- **DATA SUPPLIED**
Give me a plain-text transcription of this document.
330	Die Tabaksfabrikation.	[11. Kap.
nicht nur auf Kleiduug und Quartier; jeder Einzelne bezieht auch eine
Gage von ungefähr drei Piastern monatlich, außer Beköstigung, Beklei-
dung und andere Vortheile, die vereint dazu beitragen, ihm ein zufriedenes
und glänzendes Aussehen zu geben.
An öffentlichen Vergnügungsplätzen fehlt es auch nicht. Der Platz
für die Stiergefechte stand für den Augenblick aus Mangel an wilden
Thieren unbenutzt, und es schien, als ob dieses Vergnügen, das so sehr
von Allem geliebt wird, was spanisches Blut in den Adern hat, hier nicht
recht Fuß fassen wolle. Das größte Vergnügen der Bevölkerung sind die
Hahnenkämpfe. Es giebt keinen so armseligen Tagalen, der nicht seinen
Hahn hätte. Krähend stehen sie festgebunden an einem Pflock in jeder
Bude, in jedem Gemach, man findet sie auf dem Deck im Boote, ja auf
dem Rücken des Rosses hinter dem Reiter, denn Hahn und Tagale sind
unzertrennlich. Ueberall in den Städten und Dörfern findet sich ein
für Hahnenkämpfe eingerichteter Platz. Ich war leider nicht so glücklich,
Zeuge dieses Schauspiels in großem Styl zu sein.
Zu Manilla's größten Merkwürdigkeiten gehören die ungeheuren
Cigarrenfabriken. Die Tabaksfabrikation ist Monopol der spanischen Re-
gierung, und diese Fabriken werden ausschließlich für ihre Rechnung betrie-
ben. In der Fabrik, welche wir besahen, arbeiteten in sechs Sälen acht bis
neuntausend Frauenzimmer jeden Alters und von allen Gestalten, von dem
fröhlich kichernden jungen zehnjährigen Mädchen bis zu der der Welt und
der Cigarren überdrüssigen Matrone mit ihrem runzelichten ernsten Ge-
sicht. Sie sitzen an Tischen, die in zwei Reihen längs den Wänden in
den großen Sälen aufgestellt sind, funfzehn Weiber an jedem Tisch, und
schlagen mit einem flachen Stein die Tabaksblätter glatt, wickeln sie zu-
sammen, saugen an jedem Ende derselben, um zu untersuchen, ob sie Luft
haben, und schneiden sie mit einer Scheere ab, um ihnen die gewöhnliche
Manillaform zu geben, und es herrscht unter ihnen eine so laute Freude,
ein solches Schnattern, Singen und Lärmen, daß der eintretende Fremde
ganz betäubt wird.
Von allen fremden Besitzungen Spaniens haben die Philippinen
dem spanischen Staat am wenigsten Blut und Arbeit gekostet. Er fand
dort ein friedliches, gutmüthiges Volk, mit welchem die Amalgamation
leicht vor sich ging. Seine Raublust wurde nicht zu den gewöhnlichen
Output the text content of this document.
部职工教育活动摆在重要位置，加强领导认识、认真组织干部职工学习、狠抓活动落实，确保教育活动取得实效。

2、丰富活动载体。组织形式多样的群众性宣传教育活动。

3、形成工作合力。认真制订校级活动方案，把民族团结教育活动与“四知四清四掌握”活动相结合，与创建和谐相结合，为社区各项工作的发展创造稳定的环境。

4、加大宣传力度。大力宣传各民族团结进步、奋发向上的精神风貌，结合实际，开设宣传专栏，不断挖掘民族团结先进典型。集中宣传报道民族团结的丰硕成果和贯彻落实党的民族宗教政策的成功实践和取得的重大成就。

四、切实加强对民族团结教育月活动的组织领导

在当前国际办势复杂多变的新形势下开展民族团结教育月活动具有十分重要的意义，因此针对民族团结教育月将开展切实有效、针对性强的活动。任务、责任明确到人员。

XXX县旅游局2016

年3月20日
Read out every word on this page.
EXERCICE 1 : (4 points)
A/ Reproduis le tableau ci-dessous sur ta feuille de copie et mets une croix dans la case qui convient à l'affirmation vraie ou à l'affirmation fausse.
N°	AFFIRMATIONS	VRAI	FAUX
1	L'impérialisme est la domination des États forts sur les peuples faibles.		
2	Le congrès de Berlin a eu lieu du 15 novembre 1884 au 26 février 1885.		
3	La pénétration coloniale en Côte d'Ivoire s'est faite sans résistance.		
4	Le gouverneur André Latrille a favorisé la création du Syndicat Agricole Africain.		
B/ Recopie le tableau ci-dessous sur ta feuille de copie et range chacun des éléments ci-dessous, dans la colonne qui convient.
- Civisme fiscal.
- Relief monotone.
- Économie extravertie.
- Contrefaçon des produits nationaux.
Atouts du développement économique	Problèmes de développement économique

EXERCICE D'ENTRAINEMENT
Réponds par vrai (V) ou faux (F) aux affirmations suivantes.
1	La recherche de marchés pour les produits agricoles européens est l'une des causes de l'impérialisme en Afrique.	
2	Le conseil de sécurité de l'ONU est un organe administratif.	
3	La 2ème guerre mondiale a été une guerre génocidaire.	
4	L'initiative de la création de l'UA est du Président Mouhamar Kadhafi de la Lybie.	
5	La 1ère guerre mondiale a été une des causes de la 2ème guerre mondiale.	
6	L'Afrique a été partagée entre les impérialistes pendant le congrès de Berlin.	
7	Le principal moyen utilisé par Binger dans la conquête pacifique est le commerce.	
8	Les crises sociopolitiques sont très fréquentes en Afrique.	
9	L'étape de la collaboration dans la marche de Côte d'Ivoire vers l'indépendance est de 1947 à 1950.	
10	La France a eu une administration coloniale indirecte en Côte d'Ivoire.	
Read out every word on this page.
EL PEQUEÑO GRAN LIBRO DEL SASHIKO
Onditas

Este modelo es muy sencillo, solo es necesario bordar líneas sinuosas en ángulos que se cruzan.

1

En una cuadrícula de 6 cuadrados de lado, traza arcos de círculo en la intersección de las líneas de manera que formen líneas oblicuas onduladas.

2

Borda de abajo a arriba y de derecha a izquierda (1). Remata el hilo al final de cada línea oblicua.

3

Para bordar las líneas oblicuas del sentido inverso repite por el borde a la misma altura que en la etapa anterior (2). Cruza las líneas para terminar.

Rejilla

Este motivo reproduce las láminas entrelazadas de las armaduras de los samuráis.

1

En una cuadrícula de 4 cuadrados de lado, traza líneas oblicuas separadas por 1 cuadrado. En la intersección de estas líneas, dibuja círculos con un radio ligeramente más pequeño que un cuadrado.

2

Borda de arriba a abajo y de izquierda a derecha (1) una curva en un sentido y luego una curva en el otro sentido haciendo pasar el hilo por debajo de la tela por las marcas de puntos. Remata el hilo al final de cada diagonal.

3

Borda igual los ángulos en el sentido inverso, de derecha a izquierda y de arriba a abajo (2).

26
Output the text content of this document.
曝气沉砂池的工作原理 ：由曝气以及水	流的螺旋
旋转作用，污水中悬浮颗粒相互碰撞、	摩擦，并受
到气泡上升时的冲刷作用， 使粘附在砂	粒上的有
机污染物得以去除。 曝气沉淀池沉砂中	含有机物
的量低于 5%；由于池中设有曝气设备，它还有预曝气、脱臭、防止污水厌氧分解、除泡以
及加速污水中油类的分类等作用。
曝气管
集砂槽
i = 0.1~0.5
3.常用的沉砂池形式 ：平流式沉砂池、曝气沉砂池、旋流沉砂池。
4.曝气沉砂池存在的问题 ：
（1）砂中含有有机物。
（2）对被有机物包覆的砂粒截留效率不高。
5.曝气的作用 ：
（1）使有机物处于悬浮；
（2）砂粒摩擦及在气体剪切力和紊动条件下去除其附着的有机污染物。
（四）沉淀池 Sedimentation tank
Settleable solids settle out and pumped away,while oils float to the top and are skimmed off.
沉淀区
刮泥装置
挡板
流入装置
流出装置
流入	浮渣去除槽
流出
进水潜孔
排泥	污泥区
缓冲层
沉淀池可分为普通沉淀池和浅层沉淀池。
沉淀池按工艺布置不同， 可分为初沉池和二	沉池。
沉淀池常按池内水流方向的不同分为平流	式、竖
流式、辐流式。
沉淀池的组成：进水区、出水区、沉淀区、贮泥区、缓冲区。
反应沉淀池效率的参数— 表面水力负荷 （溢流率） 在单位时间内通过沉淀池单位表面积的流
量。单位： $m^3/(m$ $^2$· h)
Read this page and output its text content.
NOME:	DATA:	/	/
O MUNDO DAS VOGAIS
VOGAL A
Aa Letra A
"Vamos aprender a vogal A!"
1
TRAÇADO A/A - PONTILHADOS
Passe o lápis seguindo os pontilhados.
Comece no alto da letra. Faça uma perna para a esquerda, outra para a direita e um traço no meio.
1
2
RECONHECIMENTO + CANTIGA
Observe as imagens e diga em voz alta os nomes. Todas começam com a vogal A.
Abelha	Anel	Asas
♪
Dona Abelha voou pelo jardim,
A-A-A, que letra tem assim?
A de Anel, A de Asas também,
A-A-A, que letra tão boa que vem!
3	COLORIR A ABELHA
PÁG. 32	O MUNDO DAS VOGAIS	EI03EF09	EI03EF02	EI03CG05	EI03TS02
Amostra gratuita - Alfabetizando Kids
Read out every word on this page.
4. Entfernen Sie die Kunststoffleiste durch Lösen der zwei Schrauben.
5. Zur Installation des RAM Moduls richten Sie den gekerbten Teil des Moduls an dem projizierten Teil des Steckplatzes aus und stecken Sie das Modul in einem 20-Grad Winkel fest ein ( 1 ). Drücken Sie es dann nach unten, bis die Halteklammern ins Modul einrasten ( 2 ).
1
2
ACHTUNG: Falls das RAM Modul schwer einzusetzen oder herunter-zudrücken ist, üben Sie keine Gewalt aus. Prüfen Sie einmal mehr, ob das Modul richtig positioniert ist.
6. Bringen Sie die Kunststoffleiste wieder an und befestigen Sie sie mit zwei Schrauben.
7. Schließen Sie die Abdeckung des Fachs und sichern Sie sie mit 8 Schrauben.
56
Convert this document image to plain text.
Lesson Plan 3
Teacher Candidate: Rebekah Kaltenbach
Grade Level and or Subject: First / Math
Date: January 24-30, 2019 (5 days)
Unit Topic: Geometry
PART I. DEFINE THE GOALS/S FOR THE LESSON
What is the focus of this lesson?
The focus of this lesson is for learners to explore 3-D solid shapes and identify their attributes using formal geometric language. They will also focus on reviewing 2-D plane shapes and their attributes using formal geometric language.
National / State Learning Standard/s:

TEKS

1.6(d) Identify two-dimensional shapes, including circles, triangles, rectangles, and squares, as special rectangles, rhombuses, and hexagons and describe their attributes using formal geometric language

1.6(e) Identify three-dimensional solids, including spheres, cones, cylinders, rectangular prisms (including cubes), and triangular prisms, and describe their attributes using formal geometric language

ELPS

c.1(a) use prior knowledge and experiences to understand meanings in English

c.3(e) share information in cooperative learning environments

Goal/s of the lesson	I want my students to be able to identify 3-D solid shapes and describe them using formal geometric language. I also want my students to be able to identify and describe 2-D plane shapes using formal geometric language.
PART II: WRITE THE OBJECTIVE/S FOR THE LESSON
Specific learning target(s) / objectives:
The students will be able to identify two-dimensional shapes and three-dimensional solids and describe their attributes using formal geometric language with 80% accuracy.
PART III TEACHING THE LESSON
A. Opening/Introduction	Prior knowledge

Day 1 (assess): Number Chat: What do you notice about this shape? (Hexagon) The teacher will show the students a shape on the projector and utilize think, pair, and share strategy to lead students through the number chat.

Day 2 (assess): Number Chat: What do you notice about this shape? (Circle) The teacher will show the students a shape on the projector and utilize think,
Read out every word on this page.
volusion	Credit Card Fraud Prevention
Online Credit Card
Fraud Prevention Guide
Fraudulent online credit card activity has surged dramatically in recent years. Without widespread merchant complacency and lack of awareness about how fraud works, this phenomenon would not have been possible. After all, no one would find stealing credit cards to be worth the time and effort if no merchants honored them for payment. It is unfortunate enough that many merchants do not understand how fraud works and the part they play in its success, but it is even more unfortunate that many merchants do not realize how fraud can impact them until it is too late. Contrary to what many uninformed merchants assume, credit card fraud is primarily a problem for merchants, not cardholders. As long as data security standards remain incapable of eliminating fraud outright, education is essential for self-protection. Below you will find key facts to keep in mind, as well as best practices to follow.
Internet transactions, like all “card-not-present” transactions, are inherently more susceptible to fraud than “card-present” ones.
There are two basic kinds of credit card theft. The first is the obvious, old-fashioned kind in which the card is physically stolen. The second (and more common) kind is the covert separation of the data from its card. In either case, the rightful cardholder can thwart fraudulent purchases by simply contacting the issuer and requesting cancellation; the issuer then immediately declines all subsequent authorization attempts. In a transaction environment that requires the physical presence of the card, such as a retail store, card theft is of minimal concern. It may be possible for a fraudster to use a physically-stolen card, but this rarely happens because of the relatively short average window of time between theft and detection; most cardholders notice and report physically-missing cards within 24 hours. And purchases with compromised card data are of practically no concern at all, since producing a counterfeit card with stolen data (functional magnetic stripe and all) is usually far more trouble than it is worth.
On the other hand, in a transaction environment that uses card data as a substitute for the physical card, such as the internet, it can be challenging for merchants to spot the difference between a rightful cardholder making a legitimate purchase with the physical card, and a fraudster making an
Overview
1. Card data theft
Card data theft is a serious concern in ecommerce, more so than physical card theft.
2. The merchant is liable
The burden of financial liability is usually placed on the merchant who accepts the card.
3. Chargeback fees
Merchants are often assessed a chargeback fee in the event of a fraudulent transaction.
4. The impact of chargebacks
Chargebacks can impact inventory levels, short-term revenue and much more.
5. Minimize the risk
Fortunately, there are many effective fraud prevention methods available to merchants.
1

- **EXERCISE REQUIREMENTS**
Your answer should be one number: how many lines of the listing include the word "izquierda".

- **OUTPUT FOR THIS TASK**
3